Your answer should be a single number: the count of lines that include "expansion".

───

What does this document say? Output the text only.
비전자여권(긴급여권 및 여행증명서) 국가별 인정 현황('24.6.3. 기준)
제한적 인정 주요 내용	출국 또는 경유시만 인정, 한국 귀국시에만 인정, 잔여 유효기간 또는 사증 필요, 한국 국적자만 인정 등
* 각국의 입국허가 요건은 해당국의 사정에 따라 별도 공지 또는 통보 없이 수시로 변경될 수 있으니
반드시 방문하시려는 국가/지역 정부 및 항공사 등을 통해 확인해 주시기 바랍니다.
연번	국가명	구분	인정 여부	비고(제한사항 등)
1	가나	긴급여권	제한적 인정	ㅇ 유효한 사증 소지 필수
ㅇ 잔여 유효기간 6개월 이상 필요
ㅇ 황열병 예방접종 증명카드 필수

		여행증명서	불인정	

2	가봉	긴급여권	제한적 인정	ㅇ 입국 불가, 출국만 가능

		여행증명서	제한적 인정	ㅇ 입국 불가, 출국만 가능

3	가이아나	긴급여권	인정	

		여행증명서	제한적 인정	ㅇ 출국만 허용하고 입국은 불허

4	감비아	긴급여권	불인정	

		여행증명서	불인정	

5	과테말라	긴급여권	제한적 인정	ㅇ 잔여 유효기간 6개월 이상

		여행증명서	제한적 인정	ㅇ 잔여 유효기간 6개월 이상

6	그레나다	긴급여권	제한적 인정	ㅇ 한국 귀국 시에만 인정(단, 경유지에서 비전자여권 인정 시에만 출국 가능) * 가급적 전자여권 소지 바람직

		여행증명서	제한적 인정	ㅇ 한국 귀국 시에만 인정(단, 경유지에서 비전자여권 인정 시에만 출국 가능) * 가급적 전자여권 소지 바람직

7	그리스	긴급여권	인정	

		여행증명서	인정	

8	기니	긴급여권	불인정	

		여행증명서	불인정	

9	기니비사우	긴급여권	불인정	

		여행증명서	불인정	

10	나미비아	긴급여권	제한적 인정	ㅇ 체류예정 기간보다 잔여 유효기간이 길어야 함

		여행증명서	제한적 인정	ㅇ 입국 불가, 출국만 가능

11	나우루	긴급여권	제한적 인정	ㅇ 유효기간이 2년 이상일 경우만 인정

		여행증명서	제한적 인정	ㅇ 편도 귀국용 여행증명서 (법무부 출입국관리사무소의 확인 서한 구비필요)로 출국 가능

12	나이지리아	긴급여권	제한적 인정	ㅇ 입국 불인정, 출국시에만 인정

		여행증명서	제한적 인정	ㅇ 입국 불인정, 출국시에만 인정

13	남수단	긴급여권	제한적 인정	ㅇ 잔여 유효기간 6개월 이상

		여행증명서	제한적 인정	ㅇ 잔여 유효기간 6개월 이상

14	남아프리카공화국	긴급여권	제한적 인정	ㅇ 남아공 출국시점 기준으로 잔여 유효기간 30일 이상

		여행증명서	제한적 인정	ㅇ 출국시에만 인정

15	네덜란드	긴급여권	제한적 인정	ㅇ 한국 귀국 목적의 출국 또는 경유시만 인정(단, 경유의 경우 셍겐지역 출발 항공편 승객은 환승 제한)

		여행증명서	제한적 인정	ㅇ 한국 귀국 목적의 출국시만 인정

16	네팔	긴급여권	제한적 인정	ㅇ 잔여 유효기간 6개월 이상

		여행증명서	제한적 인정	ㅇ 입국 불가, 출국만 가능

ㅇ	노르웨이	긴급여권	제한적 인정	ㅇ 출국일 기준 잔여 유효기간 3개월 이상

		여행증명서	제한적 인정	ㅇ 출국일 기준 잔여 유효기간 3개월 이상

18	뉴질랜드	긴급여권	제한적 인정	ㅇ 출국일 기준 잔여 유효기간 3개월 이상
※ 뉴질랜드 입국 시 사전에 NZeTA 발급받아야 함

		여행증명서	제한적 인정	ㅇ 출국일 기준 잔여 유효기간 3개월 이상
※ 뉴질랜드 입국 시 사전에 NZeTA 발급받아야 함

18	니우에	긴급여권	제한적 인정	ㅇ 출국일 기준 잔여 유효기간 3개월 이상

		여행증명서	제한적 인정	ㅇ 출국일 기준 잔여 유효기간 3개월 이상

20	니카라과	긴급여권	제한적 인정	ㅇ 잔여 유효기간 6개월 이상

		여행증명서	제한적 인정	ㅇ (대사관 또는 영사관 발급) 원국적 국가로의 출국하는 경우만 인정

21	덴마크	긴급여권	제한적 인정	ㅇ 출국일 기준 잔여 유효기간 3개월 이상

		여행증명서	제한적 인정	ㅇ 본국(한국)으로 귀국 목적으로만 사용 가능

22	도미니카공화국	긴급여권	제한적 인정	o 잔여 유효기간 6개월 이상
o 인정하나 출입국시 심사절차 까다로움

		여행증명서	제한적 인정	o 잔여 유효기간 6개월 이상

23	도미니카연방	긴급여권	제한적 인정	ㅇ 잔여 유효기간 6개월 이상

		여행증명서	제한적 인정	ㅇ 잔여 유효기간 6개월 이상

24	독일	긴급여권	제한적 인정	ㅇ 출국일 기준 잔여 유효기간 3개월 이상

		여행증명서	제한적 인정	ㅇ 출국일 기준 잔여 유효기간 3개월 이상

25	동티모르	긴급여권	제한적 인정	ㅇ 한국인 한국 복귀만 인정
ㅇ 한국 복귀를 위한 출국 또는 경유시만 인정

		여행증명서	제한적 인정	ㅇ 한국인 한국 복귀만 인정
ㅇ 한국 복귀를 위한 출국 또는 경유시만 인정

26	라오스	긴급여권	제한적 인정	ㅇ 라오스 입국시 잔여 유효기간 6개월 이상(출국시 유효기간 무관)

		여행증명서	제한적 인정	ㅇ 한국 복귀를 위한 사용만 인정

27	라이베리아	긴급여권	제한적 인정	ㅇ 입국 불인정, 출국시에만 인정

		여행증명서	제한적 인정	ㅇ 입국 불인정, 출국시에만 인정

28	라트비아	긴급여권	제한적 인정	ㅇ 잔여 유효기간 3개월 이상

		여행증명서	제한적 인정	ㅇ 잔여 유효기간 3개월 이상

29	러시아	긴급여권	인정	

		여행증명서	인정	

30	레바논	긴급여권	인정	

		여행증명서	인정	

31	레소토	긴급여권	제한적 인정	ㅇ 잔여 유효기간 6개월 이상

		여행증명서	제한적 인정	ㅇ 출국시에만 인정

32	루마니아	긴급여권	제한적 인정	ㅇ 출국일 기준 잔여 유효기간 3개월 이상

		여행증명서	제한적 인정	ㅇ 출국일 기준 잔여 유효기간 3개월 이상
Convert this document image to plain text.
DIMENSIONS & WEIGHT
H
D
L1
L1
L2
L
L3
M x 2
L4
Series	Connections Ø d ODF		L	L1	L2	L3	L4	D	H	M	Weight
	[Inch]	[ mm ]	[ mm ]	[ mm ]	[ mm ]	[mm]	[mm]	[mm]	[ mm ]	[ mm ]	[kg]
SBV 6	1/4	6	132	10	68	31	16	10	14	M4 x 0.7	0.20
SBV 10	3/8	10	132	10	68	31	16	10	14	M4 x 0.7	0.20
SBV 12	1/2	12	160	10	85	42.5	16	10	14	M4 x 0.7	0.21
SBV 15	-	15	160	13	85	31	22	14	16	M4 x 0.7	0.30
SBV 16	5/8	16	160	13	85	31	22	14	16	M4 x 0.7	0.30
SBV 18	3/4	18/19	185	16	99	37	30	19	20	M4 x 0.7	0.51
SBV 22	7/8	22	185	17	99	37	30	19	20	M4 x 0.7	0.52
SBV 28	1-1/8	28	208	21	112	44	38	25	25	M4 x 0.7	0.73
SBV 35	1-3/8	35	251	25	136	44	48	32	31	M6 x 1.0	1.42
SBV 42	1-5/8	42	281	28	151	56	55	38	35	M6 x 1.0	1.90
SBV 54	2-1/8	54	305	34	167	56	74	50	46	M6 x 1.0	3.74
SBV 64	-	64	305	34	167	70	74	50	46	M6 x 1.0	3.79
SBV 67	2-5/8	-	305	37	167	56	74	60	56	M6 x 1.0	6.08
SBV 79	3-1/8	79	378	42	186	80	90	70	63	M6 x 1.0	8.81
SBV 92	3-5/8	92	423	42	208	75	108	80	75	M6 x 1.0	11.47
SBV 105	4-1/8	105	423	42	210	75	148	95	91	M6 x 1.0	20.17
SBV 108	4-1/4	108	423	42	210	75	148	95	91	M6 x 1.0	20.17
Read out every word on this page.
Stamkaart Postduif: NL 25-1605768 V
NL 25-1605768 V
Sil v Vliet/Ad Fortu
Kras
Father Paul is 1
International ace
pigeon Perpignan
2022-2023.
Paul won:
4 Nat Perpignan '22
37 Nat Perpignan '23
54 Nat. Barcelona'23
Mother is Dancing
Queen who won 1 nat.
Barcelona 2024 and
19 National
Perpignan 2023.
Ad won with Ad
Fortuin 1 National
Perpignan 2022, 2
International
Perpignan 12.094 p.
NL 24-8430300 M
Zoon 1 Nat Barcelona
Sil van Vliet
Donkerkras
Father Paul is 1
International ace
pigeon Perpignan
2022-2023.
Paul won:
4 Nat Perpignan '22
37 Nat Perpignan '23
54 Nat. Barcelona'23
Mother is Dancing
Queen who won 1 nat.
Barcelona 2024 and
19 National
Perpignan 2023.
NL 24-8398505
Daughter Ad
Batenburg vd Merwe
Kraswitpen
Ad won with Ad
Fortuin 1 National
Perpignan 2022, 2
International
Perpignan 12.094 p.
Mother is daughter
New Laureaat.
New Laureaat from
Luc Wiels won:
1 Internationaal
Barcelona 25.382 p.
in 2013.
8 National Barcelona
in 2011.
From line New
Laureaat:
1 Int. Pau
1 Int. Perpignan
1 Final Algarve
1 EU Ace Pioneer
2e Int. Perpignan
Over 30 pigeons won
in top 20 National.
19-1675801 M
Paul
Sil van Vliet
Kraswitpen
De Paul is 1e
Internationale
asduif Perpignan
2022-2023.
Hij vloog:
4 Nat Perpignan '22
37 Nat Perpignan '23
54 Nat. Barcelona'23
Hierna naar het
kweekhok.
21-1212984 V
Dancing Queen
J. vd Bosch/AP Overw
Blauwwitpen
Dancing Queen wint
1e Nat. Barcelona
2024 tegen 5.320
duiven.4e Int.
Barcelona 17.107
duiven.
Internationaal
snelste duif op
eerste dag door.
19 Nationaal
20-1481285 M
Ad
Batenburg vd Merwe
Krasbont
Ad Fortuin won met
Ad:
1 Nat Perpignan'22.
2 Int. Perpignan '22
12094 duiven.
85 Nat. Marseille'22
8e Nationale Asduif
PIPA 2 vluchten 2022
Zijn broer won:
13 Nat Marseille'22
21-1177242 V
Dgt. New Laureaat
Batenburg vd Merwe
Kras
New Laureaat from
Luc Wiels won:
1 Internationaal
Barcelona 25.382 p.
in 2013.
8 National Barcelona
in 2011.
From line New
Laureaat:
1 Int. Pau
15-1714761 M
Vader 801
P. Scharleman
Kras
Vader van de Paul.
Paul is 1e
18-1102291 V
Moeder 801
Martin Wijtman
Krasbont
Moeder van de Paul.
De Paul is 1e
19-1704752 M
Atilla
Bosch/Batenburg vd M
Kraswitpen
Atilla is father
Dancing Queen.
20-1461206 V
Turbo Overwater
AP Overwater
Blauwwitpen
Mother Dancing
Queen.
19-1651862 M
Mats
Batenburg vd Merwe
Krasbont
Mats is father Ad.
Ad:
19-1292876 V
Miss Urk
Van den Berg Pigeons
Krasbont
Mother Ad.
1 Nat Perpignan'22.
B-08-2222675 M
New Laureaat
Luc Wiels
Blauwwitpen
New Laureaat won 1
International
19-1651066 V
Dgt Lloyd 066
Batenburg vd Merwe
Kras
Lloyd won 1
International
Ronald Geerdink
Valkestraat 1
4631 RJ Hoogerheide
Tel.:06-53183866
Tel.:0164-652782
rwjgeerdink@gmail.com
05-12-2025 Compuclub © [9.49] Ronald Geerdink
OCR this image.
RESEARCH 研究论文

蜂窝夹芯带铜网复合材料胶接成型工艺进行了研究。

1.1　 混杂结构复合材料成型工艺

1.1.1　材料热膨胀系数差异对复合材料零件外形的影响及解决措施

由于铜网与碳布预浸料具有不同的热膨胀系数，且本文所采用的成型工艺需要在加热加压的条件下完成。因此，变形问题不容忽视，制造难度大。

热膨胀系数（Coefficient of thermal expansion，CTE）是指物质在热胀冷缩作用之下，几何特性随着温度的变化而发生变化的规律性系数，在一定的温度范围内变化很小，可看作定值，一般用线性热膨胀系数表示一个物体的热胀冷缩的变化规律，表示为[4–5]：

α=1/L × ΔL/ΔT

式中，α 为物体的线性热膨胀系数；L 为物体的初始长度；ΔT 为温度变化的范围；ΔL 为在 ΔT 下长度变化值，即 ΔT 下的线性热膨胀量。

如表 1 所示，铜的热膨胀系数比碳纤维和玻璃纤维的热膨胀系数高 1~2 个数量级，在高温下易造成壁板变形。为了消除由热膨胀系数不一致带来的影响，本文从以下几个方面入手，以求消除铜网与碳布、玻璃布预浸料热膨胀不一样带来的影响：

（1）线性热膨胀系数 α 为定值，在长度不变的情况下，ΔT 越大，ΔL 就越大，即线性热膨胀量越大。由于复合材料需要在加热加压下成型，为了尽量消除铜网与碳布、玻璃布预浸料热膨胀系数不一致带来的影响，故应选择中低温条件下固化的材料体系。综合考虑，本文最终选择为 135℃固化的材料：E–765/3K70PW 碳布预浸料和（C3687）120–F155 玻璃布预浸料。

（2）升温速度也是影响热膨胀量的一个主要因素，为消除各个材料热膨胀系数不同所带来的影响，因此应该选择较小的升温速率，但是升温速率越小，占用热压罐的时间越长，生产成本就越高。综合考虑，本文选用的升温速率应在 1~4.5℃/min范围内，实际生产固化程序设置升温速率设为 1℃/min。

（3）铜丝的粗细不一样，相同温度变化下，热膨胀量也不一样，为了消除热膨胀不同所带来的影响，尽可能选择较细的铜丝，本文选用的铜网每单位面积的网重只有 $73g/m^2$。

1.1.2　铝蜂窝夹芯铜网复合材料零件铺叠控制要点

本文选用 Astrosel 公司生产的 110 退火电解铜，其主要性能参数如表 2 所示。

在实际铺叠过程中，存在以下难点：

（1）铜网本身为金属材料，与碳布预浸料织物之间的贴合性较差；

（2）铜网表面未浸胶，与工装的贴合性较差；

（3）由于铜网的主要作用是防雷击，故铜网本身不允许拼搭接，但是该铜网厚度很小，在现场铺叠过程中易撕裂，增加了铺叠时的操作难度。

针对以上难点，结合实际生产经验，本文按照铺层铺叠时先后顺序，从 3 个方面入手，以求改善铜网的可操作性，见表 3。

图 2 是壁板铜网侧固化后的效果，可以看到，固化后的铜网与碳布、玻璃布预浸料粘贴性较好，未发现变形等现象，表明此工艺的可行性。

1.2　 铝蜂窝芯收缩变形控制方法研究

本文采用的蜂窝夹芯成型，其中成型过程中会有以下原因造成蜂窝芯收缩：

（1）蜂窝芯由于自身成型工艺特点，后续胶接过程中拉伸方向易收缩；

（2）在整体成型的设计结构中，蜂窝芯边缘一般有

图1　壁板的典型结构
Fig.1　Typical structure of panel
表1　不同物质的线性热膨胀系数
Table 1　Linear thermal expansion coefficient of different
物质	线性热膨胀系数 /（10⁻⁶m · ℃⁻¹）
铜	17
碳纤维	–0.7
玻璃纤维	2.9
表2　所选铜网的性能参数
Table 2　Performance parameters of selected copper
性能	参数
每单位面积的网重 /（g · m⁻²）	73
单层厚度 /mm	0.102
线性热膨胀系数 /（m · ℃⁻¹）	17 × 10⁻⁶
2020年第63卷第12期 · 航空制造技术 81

───

→ Finished exercise:
2